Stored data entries
────────────────
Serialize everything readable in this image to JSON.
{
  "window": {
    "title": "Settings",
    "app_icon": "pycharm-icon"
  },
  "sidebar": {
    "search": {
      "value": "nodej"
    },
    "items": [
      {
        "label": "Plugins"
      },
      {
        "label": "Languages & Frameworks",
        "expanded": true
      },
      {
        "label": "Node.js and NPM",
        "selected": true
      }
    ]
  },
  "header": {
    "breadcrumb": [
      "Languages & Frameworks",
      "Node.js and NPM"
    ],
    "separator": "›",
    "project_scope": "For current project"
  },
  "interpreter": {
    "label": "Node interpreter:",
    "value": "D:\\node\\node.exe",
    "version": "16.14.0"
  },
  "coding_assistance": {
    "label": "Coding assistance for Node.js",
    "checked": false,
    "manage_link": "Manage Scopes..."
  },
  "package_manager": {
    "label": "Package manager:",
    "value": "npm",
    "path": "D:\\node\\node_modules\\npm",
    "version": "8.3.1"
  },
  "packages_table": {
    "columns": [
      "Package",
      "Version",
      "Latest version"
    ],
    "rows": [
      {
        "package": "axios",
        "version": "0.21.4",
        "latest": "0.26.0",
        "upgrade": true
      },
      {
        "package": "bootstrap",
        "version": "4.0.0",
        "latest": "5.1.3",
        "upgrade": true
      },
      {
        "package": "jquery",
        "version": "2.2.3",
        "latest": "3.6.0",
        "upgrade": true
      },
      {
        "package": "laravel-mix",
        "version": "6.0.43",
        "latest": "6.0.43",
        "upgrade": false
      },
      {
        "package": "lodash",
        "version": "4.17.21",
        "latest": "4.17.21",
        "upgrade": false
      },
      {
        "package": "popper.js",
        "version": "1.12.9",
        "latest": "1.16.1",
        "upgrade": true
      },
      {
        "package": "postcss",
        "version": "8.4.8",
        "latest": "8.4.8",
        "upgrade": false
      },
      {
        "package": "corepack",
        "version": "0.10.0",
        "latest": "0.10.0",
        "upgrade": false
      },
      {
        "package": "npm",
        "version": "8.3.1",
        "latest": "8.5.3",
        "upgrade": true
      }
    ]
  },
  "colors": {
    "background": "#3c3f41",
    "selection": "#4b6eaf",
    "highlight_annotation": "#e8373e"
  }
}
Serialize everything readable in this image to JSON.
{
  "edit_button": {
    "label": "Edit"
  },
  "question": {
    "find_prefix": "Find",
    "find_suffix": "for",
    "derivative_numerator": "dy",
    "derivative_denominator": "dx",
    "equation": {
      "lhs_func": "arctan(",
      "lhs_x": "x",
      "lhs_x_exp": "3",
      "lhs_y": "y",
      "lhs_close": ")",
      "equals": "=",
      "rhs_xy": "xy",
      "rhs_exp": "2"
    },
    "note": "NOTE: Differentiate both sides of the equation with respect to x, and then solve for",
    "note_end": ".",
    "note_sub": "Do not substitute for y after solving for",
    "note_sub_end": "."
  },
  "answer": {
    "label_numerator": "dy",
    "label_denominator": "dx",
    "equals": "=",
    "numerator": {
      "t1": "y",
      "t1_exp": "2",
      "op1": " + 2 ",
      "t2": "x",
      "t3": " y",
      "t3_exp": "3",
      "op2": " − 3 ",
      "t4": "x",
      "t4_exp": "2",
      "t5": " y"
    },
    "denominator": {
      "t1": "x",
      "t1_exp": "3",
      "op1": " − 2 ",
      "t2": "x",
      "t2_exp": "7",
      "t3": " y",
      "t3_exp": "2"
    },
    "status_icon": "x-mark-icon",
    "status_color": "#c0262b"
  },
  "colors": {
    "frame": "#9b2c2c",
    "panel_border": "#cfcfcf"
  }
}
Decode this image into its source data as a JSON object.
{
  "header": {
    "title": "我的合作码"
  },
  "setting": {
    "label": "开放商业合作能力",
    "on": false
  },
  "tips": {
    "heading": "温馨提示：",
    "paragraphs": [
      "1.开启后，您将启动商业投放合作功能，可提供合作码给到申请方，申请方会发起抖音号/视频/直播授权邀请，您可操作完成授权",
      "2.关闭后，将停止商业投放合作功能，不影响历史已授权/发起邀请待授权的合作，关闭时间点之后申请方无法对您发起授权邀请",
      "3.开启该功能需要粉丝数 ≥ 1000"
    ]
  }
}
────────────────
Report all lines of the data that include the word "value".

      "value": "nodej"
    "value": "D:\\node\\node.exe",
    "value": "npm",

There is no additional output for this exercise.